◆ WHAT YOU HAVE TO DO ◆
Each entry must be reproduced precisely as it stands.

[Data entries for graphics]
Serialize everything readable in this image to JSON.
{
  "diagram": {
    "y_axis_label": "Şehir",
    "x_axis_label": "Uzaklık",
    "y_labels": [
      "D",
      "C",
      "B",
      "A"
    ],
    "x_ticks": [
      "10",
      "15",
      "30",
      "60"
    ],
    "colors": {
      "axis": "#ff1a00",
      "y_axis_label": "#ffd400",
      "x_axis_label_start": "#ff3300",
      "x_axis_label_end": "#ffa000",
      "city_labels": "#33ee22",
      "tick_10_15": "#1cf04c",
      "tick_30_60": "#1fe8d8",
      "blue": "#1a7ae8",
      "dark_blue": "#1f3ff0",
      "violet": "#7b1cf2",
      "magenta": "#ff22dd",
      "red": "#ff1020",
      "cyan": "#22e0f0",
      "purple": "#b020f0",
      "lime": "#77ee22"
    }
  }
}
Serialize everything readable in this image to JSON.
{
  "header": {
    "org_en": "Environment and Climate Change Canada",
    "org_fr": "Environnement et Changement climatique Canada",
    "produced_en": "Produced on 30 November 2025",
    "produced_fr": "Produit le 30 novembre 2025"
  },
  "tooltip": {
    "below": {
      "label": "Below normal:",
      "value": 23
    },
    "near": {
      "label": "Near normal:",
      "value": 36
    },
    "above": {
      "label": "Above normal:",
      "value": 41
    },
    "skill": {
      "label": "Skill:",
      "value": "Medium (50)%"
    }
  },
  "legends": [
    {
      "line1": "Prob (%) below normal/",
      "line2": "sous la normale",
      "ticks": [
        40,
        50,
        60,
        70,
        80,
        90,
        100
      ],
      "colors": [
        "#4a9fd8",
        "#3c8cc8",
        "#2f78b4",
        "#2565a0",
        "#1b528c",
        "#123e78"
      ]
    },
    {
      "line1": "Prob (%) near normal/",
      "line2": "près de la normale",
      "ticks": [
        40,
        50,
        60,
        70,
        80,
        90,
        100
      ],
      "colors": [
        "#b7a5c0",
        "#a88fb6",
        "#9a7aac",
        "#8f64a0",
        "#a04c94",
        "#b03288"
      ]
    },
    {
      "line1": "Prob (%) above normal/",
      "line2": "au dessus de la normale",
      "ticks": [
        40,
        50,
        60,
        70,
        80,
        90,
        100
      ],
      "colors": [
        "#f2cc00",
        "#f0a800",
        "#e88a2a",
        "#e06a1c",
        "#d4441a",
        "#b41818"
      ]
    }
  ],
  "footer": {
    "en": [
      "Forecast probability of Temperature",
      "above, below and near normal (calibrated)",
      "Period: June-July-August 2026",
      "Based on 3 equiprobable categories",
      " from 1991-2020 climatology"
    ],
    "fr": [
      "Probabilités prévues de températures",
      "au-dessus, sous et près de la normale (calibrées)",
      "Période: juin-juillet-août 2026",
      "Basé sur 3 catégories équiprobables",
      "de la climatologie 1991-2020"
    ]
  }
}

◆ EXERCISE RESPONSE ◆
Serialize everything readable in this image to JSON.
{
  "diagram": {
    "y_axis_label": "Şehir",
    "x_axis_label": "Uzaklık",
    "y_labels": [
      "D",
      "C",
      "B",
      "A"
    ],
    "x_ticks": [
      "10",
      "15",
      "30",
      "60"
    ],
    "colors": {
      "axis": "#ff1a00",
      "y_axis_label": "#ffd400",
      "x_axis_label_start": "#ff3300",
      "x_axis_label_end": "#ffa000",
      "city_labels": "#33ee22",
      "tick_10_15": "#1cf04c",
      "tick_30_60": "#1fe8d8",
      "blue": "#1a7ae8",
      "dark_blue": "#1f3ff0",
      "violet": "#7b1cf2",
      "magenta": "#ff22dd",
      "red": "#ff1020",
      "cyan": "#22e0f0",
      "purple": "#b020f0",
      "lime": "#77ee22"
    }
  }
}
Serialize everything readable in this image to JSON.
{
  "header": {
    "org_en": "Environment and Climate Change Canada",
    "org_fr": "Environnement et Changement climatique Canada",
    "produced_en": "Produced on 30 November 2025",
    "produced_fr": "Produit le 30 novembre 2025"
  },
  "tooltip": {
    "below": {
      "label": "Below normal:",
      "value": 23
    },
    "near": {
      "label": "Near normal:",
      "value": 36
    },
    "above": {
      "label": "Above normal:",
      "value": 41
    },
    "skill": {
      "label": "Skill:",
      "value": "Medium (50)%"
    }
  },
  "legends": [
    {
      "line1": "Prob (%) below normal/",
      "line2": "sous la normale",
      "ticks": [
        40,
        50,
        60,
        70,
        80,
        90,
        100
      ],
      "colors": [
        "#4a9fd8",
        "#3c8cc8",
        "#2f78b4",
        "#2565a0",
        "#1b528c",
        "#123e78"
      ]
    },
    {
      "line1": "Prob (%) near normal/",
      "line2": "près de la normale",
      "ticks": [
        40,
        50,
        60,
        70,
        80,
        90,
        100
      ],
      "colors": [
        "#b7a5c0",
        "#a88fb6",
        "#9a7aac",
        "#8f64a0",
        "#a04c94",
        "#b03288"
      ]
    },
    {
      "line1": "Prob (%) above normal/",
      "line2": "au dessus de la normale",
      "ticks": [
        40,
        50,
        60,
        70,
        80,
        90,
        100
      ],
      "colors": [
        "#f2cc00",
        "#f0a800",
        "#e88a2a",
        "#e06a1c",
        "#d4441a",
        "#b41818"
      ]
    }
  ],
  "footer": {
    "en": [
      "Forecast probability of Temperature",
      "above, below and near normal (calibrated)",
      "Period: June-July-August 2026",
      "Based on 3 equiprobable categories",
      " from 1991-2020 climatology"
    ],
    "fr": [
      "Probabilités prévues de températures",
      "au-dessus, sous et près de la normale (calibrées)",
      "Période: juin-juillet-août 2026",
      "Basé sur 3 catégories équiprobables",
      "de la climatologie 1991-2020"
    ]
  }
}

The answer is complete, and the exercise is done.